▶ **Problem to solve**
Report the number of lines in these entries that contain "acid". Write only the number.

Figure collection entries:
——————————

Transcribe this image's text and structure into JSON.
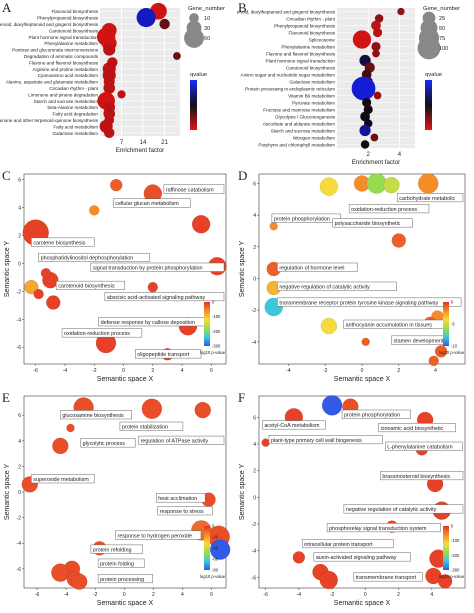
{
  "chart_data": [
    {
      "type": "scatter",
      "panel": "A",
      "xlabel": "Enrichment factor",
      "xticks": [
        7,
        14,
        21
      ],
      "xlim": [
        0,
        26
      ],
      "categories": [
        "Flavonoid biosynthesis",
        "Phenylpropanoid biosynthesis",
        "Stilbenoid, diarylheptanoid and gingerol biosynthesis",
        "Carotenoid biosynthesis",
        "Plant hormone signal transduction",
        "Phenylalanine metabolism",
        "Pentose and glucuronate interconversions",
        "Degradation of aromatic compounds",
        "Flavone and flavonol biosynthesis",
        "Arginine and proline metabolism",
        "Cyanoamino acid metabolism",
        "Alanine, aspartate and glutamate metabolism",
        "Circadian rhythm - plant",
        "Limonene and pinene degradation",
        "Starch and sucrose metabolism",
        "beta-Alanine metabolism",
        "Fatty acid degradation",
        "Ubiquinone and other terpenoid-quinone biosynthesis",
        "Fatty acid metabolism",
        "Galactose metabolism"
      ],
      "x": [
        19,
        15,
        21,
        3,
        2,
        3,
        3,
        25,
        4,
        3,
        3,
        3,
        3,
        7,
        2,
        3,
        3,
        3,
        2,
        3
      ],
      "size": [
        40,
        55,
        12,
        30,
        50,
        30,
        18,
        5,
        12,
        22,
        22,
        14,
        16,
        6,
        45,
        16,
        16,
        10,
        22,
        12
      ],
      "q": [
        0.05,
        0.9,
        0.3,
        0.05,
        0.05,
        0.05,
        0.1,
        0.3,
        0.1,
        0.1,
        0.1,
        0.1,
        0.1,
        0.1,
        0.05,
        0.1,
        0.1,
        0.1,
        0.1,
        0.1
      ],
      "legend_size_title": "Gene_number",
      "legend_sizes": [
        10,
        30,
        60
      ],
      "legend_color_title": "qvalue"
    },
    {
      "type": "scatter",
      "panel": "B",
      "xlabel": "Enrichment factor",
      "xticks": [
        2,
        4
      ],
      "xlim": [
        0,
        5
      ],
      "categories": [
        "Stilbenoid, diarylheptanoid and gingerol biosynthesis",
        "Circadian rhythm - plant",
        "Phenylpropanoid biosynthesis",
        "Flavonoid biosynthesis",
        "Spliceosome",
        "Phenylalanine metabolism",
        "Flavone and flavonol biosynthesis",
        "Plant hormone signal transduction",
        "Carotenoid biosynthesis",
        "Amino sugar and nucleotide sugar metabolism",
        "Galactose metabolism",
        "Protein processing in endoplasmic reticulum",
        "Vitamin B6 metabolism",
        "Pyruvate metabolism",
        "Fructose and mannose metabolism",
        "Glycolysis / Gluconeogenesis",
        "Ascorbate and aldarate metabolism",
        "Starch and sucrose metabolism",
        "Nitrogen metabolism",
        "Porphyrin and chlorophyll metabolism"
      ],
      "x": [
        4.1,
        2.7,
        2.5,
        2.6,
        1.6,
        2.5,
        2.5,
        1.8,
        2.1,
        1.9,
        2.0,
        1.7,
        2.6,
        1.9,
        2.0,
        1.8,
        2.0,
        1.8,
        2.4,
        1.8
      ],
      "size": [
        5,
        8,
        12,
        10,
        60,
        10,
        6,
        18,
        14,
        12,
        10,
        110,
        6,
        10,
        10,
        12,
        8,
        18,
        6,
        8
      ],
      "q": [
        0.2,
        0.2,
        0.1,
        0.1,
        0.05,
        0.2,
        0.2,
        0.6,
        0.3,
        0.4,
        0.4,
        0.95,
        0.2,
        0.5,
        0.5,
        0.5,
        0.5,
        0.8,
        0.3,
        0.5
      ],
      "legend_size_title": "Gene_number",
      "legend_sizes": [
        25,
        50,
        75,
        100
      ],
      "legend_color_title": "qvalue"
    },
    {
      "type": "scatter",
      "panel": "C",
      "xlabel": "Semantic space X",
      "ylabel": "Semantic space Y",
      "xticks": [
        -6,
        -4,
        -2,
        0,
        2,
        4,
        6
      ],
      "yticks": [
        -6,
        -4,
        -2,
        0,
        2,
        4,
        6
      ],
      "xlim": [
        -6.8,
        7
      ],
      "ylim": [
        -7.2,
        6.4
      ],
      "colorbar_title": "log10 p-value",
      "colorbar_ticks": [
        0,
        -100,
        -200,
        -300
      ],
      "points": [
        {
          "x": -0.5,
          "y": 5.6,
          "r": 6,
          "p": -30
        },
        {
          "x": 2.0,
          "y": 5.0,
          "r": 9,
          "p": -20
        },
        {
          "x": -6.0,
          "y": 2.2,
          "r": 13,
          "p": -10
        },
        {
          "x": -2.0,
          "y": 3.8,
          "r": 5,
          "p": -60
        },
        {
          "x": 5.3,
          "y": 2.8,
          "r": 9,
          "p": -10
        },
        {
          "x": 6.4,
          "y": -0.2,
          "r": 9,
          "p": -10
        },
        {
          "x": -5.0,
          "y": -1.2,
          "r": 8,
          "p": -10
        },
        {
          "x": -6.3,
          "y": -1.7,
          "r": 7,
          "p": -80
        },
        {
          "x": -5.8,
          "y": -2.2,
          "r": 5,
          "p": -10
        },
        {
          "x": -4.8,
          "y": -2.8,
          "r": 7,
          "p": -10
        },
        {
          "x": -5.3,
          "y": -0.7,
          "r": 5,
          "p": -10
        },
        {
          "x": 2.0,
          "y": -1.7,
          "r": 5,
          "p": -10
        },
        {
          "x": -1.2,
          "y": -5.7,
          "r": 10,
          "p": -10
        },
        {
          "x": 3.0,
          "y": -6.5,
          "r": 6,
          "p": -10
        },
        {
          "x": 4.4,
          "y": -4.5,
          "r": 9,
          "p": -10
        }
      ],
      "labels": [
        {
          "text": "raffinose catabolism",
          "x": 3.0,
          "y": 5.2
        },
        {
          "text": "cellular glucan metabolism",
          "x": -0.7,
          "y": 4.2
        },
        {
          "text": "carotene biosynthesis",
          "x": -6.3,
          "y": 1.4
        },
        {
          "text": "phosphatidylinositol dephosphorylation",
          "x": -5.8,
          "y": 0.3
        },
        {
          "text": "signal transduction by protein phosphorylation",
          "x": -2.2,
          "y": -0.4
        },
        {
          "text": "carotenoid biosynthesis",
          "x": -4.6,
          "y": -1.7
        },
        {
          "text": "abscisic acid-activated signaling pathway",
          "x": 0.0,
          "y": -2.5
        },
        {
          "text": "defense response by callose deposition",
          "x": -1.7,
          "y": -4.3
        },
        {
          "text": "oxidation-reduction process",
          "x": -4.2,
          "y": -5.1
        },
        {
          "text": "oligopeptide transport",
          "x": 0.8,
          "y": -6.6
        }
      ]
    },
    {
      "type": "scatter",
      "panel": "D",
      "xlabel": "Semantic space X",
      "ylabel": "Semantic space Y",
      "xticks": [
        -4,
        -2,
        0,
        2,
        4
      ],
      "yticks": [
        -4,
        -2,
        0,
        2,
        4,
        6
      ],
      "xlim": [
        -5.6,
        5.6
      ],
      "ylim": [
        -5.4,
        6.6
      ],
      "colorbar_title": "log10 p-value",
      "colorbar_ticks": [
        0,
        -5,
        -10
      ],
      "points": [
        {
          "x": -1.8,
          "y": 5.8,
          "r": 9,
          "p": -4
        },
        {
          "x": 0.0,
          "y": 6.0,
          "r": 8,
          "p": -2
        },
        {
          "x": 0.8,
          "y": 6.0,
          "r": 10,
          "p": -6
        },
        {
          "x": 1.6,
          "y": 5.9,
          "r": 8,
          "p": -5
        },
        {
          "x": 3.6,
          "y": 6.0,
          "r": 10,
          "p": -2
        },
        {
          "x": -4.8,
          "y": 3.3,
          "r": 4,
          "p": -2
        },
        {
          "x": 2.0,
          "y": 2.4,
          "r": 7,
          "p": -1
        },
        {
          "x": -4.8,
          "y": 0.6,
          "r": 7,
          "p": -1
        },
        {
          "x": -4.8,
          "y": -0.6,
          "r": 7,
          "p": -3
        },
        {
          "x": -4.8,
          "y": -1.8,
          "r": 9,
          "p": -8
        },
        {
          "x": -1.8,
          "y": -3.0,
          "r": 8,
          "p": -4
        },
        {
          "x": 4.1,
          "y": -2.4,
          "r": 6,
          "p": -2
        },
        {
          "x": 3.7,
          "y": -2.8,
          "r": 6,
          "p": -1
        },
        {
          "x": 4.3,
          "y": -4.6,
          "r": 6,
          "p": -1
        },
        {
          "x": 3.9,
          "y": -5.2,
          "r": 5,
          "p": -1
        },
        {
          "x": 0.2,
          "y": -4.0,
          "r": 4,
          "p": -1
        }
      ],
      "labels": [
        {
          "text": "carbohydrate metabolic",
          "x": 2.4,
          "y": 5.0
        },
        {
          "text": "oxidation-reduction process",
          "x": -0.7,
          "y": 4.3
        },
        {
          "text": "protein phosphorylation",
          "x": -4.9,
          "y": 3.7
        },
        {
          "text": "polysaccharide biosynthetic",
          "x": -1.6,
          "y": 3.4
        },
        {
          "text": "regulation of hormone level",
          "x": -4.6,
          "y": 0.6
        },
        {
          "text": "negative regulation of catalytic activity",
          "x": -4.6,
          "y": -0.6
        },
        {
          "text": "transmembrane receptor protein tyrosine kinase signaling pathway",
          "x": -4.6,
          "y": -1.6
        },
        {
          "text": "anthocyanin accumulation in tissues",
          "x": -1.0,
          "y": -3.0
        },
        {
          "text": "stamen development",
          "x": 1.6,
          "y": -4.0
        }
      ]
    },
    {
      "type": "scatter",
      "panel": "E",
      "xlabel": "Semantic space X",
      "ylabel": "Semantic space Y",
      "xticks": [
        -6,
        -4,
        -2,
        0,
        2,
        4,
        6
      ],
      "yticks": [
        -6,
        -4,
        -2,
        0,
        2,
        4,
        6
      ],
      "xlim": [
        -6.9,
        7
      ],
      "ylim": [
        -7.5,
        7.5
      ],
      "colorbar_title": "log10 p-value",
      "colorbar_ticks": [
        0,
        -20,
        -40,
        -60,
        -80
      ],
      "points": [
        {
          "x": -2.8,
          "y": 6.6,
          "r": 10,
          "p": -5
        },
        {
          "x": 1.9,
          "y": 6.5,
          "r": 10,
          "p": -5
        },
        {
          "x": 5.4,
          "y": 6.4,
          "r": 8,
          "p": -5
        },
        {
          "x": -3.7,
          "y": 5.0,
          "r": 4,
          "p": -5
        },
        {
          "x": -4.4,
          "y": 3.6,
          "r": 8,
          "p": -5
        },
        {
          "x": -6.5,
          "y": 0.6,
          "r": 8,
          "p": -5
        },
        {
          "x": 5.8,
          "y": -0.6,
          "r": 7,
          "p": -5
        },
        {
          "x": 5.3,
          "y": -3.0,
          "r": 10,
          "p": -10
        },
        {
          "x": 6.5,
          "y": -3.5,
          "r": 11,
          "p": -5
        },
        {
          "x": 6.6,
          "y": -4.5,
          "r": 10,
          "p": -80
        },
        {
          "x": -1.7,
          "y": -4.4,
          "r": 7,
          "p": -5
        },
        {
          "x": -3.6,
          "y": -6.0,
          "r": 8,
          "p": -5
        },
        {
          "x": -4.4,
          "y": -6.3,
          "r": 9,
          "p": -5
        },
        {
          "x": -3.4,
          "y": -6.8,
          "r": 8,
          "p": -5
        },
        {
          "x": -3.1,
          "y": -7.0,
          "r": 8,
          "p": -5
        }
      ],
      "labels": [
        {
          "text": "glucosamine biosynthesis",
          "x": -4.4,
          "y": 5.9
        },
        {
          "text": "protein stabilization",
          "x": -0.3,
          "y": 5.0
        },
        {
          "text": "regulation of ATPase activity",
          "x": 1.9,
          "y": 3.9
        },
        {
          "text": "glycolytic process",
          "x": -3.0,
          "y": 3.7
        },
        {
          "text": "superoxide metabolism",
          "x": -6.4,
          "y": 0.9
        },
        {
          "text": "heat acclimation",
          "x": 2.2,
          "y": -0.6
        },
        {
          "text": "response to stress",
          "x": 2.3,
          "y": -1.6
        },
        {
          "text": "response to hydrogen peroxide",
          "x": -0.6,
          "y": -3.5
        },
        {
          "text": "protein refolding",
          "x": -2.3,
          "y": -4.6
        },
        {
          "text": "protein folding",
          "x": -1.8,
          "y": -5.7
        },
        {
          "text": "protein processing",
          "x": -1.8,
          "y": -6.9
        }
      ]
    },
    {
      "type": "scatter",
      "panel": "F",
      "xlabel": "Semantic space X",
      "ylabel": "Semantic space Y",
      "xticks": [
        -6,
        -4,
        -2,
        0,
        2,
        4
      ],
      "yticks": [
        -6,
        -4,
        -2,
        0,
        2,
        4,
        6
      ],
      "xlim": [
        -6.4,
        6.0
      ],
      "ylim": [
        -6.8,
        7.6
      ],
      "colorbar_title": "log10 p-value",
      "colorbar_ticks": [
        0,
        -100,
        -200,
        -300
      ],
      "points": [
        {
          "x": -2.0,
          "y": 6.9,
          "r": 10,
          "p": -300
        },
        {
          "x": -0.9,
          "y": 6.8,
          "r": 8,
          "p": -20
        },
        {
          "x": -4.3,
          "y": 6.0,
          "r": 9,
          "p": -10
        },
        {
          "x": 3.6,
          "y": 5.8,
          "r": 8,
          "p": -10
        },
        {
          "x": -6.0,
          "y": 4.1,
          "r": 4,
          "p": -10
        },
        {
          "x": 3.4,
          "y": 3.6,
          "r": 6,
          "p": -10
        },
        {
          "x": 4.2,
          "y": 1.0,
          "r": 8,
          "p": -10
        },
        {
          "x": 4.6,
          "y": -1.0,
          "r": 9,
          "p": -10
        },
        {
          "x": 1.6,
          "y": -2.2,
          "r": 6,
          "p": -10
        },
        {
          "x": -4.0,
          "y": -4.5,
          "r": 6,
          "p": -10
        },
        {
          "x": -2.7,
          "y": -5.6,
          "r": 8,
          "p": -10
        },
        {
          "x": -2.2,
          "y": -6.2,
          "r": 9,
          "p": -10
        },
        {
          "x": 4.4,
          "y": -4.6,
          "r": 9,
          "p": -10
        },
        {
          "x": 4.1,
          "y": -5.9,
          "r": 8,
          "p": -10
        },
        {
          "x": 4.8,
          "y": -6.3,
          "r": 7,
          "p": -10
        }
      ],
      "labels": [
        {
          "text": "protein phosphorylation",
          "x": -1.4,
          "y": 6.1
        },
        {
          "text": "acetyl-CoA metabolism",
          "x": -6.2,
          "y": 5.3
        },
        {
          "text": "cinnamic acid biosynthetic",
          "x": 0.8,
          "y": 5.1
        },
        {
          "text": "plant-type primary cell wall biogenesis",
          "x": -5.8,
          "y": 4.2
        },
        {
          "text": "L-phenylalanine catabolism",
          "x": 1.2,
          "y": 3.7
        },
        {
          "text": "brassinosteroid biosynthesis",
          "x": 1.9,
          "y": 1.5
        },
        {
          "text": "negative regulation of catalytic activity",
          "x": -0.6,
          "y": -1.0
        },
        {
          "text": "phosphorelay signal transduction system",
          "x": -2.3,
          "y": -2.4
        },
        {
          "text": "intracellular protein transport",
          "x": -3.8,
          "y": -3.6
        },
        {
          "text": "auxin-activated signaling pathway",
          "x": -3.1,
          "y": -4.6
        },
        {
          "text": "transmembrane transport",
          "x": -0.7,
          "y": -6.1
        }
      ]
    }
  ]
}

——————————

▶ **Written reply**
5